Direction: Collect every line that includes the string "space".

'''

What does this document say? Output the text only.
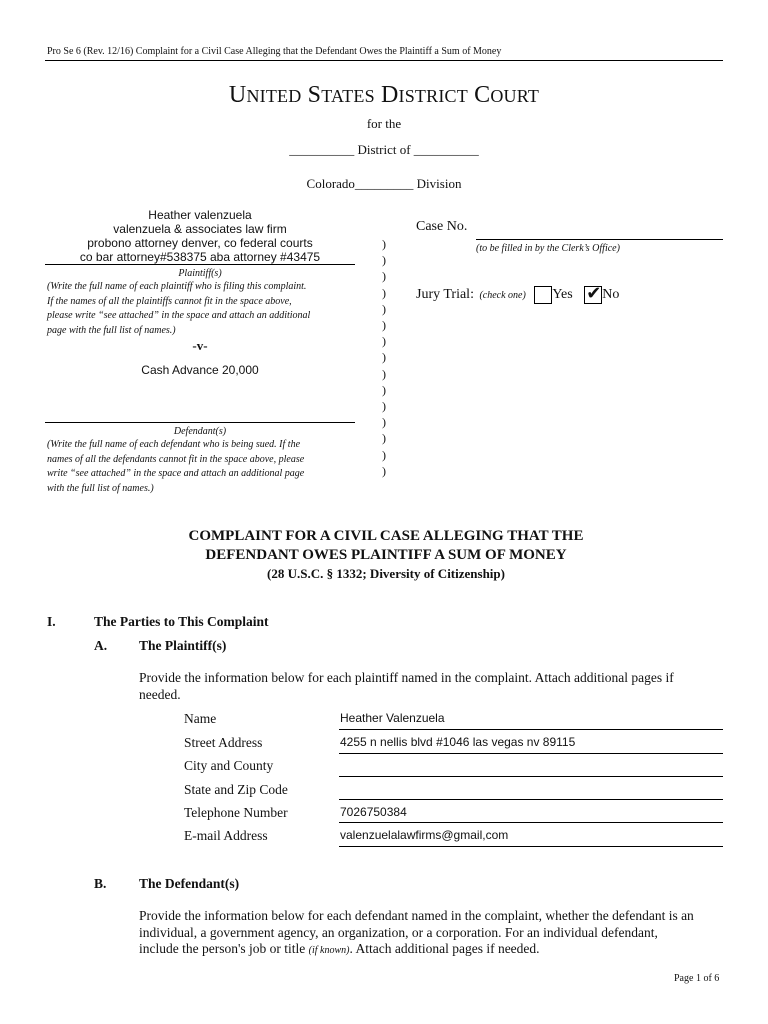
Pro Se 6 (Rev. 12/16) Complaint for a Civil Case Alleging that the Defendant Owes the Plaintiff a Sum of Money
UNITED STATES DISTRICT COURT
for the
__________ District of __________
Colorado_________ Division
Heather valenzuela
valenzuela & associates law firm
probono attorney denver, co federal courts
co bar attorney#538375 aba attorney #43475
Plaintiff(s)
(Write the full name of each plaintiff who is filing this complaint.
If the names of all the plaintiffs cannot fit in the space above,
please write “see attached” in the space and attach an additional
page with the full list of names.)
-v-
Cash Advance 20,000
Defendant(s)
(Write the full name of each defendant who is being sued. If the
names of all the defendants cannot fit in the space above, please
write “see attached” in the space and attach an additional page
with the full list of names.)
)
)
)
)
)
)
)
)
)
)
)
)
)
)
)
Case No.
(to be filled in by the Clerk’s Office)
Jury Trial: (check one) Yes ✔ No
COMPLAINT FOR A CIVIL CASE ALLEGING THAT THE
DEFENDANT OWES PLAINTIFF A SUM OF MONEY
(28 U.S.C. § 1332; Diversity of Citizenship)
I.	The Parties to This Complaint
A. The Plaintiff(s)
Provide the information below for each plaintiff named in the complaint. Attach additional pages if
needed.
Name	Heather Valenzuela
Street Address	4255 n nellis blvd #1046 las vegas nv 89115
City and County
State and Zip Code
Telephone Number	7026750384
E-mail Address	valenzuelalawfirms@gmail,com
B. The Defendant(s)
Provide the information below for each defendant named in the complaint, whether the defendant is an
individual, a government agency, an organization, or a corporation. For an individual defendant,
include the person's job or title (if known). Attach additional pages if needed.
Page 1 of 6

'''
'''

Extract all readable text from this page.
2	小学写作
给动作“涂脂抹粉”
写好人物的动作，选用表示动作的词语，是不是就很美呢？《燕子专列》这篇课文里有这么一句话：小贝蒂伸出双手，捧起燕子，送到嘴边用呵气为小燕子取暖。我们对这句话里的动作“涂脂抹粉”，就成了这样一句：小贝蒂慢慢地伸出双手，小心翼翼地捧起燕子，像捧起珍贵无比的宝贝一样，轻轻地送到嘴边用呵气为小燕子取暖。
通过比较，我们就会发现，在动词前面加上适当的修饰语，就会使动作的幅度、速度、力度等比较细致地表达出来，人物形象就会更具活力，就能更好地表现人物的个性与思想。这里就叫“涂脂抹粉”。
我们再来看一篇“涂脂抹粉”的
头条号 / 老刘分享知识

'''

Written answer:
If the names of all the plaintiffs cannot fit in the space above,
please write “see attached” in the space and attach an additional
names of all the defendants cannot fit in the space above, please
write “see attached” in the space and attach an additional page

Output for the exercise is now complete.